• [WHAT NEEDS TO BE DONE]:
Locate every line in the material below that contains the string "Fort", and copy each of those lines. Capital and lowercase letters must match.

________________________________________

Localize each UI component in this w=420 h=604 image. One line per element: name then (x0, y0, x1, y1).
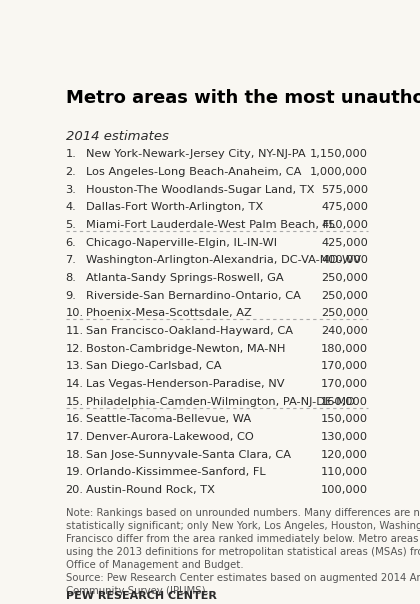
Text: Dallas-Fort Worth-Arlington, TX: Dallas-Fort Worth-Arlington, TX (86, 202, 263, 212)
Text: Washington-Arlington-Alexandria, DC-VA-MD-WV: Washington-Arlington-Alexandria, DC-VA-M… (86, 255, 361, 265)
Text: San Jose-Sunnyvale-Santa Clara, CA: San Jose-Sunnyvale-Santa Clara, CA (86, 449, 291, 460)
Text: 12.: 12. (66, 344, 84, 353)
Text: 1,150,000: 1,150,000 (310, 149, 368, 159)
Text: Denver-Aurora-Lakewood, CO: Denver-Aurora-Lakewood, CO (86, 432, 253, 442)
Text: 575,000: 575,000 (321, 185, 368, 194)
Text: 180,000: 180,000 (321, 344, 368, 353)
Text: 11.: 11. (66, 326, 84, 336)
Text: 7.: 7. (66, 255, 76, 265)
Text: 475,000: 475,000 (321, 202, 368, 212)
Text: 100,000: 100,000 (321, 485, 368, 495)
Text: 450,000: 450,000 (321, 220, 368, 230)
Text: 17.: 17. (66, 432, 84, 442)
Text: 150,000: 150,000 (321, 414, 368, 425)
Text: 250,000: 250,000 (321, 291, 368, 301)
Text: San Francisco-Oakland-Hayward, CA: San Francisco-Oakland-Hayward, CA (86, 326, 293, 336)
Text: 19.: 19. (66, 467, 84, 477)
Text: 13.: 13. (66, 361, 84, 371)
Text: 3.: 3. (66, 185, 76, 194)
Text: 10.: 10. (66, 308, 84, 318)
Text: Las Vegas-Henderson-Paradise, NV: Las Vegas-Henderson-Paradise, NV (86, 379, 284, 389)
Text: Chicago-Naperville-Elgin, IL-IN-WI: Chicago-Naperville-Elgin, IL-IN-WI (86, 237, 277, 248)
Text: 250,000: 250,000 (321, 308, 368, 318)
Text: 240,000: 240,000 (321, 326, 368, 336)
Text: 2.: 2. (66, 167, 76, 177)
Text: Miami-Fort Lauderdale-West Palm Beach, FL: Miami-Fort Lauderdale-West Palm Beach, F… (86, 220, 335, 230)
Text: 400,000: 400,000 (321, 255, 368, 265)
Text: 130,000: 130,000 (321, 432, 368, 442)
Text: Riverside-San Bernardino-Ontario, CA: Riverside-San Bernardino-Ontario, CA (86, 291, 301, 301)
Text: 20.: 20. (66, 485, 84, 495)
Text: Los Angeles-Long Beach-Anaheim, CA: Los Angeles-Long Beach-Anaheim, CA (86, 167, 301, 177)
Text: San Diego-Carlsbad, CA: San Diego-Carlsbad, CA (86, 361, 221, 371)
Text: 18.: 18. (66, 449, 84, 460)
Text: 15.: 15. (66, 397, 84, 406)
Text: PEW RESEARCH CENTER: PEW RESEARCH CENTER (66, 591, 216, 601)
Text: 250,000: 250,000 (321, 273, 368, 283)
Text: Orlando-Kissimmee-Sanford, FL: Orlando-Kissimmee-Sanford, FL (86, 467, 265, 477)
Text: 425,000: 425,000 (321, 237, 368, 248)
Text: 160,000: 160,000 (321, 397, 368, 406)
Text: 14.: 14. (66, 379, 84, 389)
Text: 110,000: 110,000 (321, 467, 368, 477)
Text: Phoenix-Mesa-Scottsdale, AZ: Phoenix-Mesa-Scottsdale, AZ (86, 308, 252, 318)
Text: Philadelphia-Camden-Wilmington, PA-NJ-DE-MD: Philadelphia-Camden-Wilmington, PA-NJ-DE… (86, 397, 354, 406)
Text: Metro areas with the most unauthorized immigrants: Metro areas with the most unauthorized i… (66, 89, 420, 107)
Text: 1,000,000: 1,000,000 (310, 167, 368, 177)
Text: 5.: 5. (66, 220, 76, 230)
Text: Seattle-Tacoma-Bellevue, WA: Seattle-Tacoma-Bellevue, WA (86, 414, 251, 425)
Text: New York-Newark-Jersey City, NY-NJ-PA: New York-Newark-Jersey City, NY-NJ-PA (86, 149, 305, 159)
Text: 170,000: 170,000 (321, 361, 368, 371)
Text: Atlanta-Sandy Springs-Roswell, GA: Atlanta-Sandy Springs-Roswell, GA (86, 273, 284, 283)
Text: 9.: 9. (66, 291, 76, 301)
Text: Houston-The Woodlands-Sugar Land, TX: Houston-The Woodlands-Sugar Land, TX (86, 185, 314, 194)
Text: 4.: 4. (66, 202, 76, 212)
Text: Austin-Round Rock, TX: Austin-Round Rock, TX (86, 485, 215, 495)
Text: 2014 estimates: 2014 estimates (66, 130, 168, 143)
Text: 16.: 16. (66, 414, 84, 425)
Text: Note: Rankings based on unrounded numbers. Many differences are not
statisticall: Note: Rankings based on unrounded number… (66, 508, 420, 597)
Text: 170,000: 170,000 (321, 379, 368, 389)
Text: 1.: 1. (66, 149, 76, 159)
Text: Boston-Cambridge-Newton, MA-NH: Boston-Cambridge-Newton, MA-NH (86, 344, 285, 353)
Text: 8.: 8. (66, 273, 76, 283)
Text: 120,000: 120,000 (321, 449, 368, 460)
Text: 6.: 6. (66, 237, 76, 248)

________________________________________

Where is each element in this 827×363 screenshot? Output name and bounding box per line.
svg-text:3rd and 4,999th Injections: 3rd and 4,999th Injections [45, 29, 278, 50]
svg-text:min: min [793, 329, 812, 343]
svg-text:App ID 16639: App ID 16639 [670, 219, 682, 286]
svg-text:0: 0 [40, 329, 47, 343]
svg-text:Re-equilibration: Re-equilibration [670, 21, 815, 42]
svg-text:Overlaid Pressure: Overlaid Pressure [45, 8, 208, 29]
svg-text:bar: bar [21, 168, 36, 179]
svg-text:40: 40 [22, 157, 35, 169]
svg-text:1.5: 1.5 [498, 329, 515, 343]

________________________________________

• [RESPONSE TO THIS TASK]:
Text: Dallas-Fort Worth-Arlington, TX: Dallas-Fort Worth-Arlington, TX (86, 202, 263, 212)
Text: Miami-Fort Lauderdale-West Palm Beach, FL: Miami-Fort Lauderdale-West Palm Beach, F… (86, 220, 335, 230)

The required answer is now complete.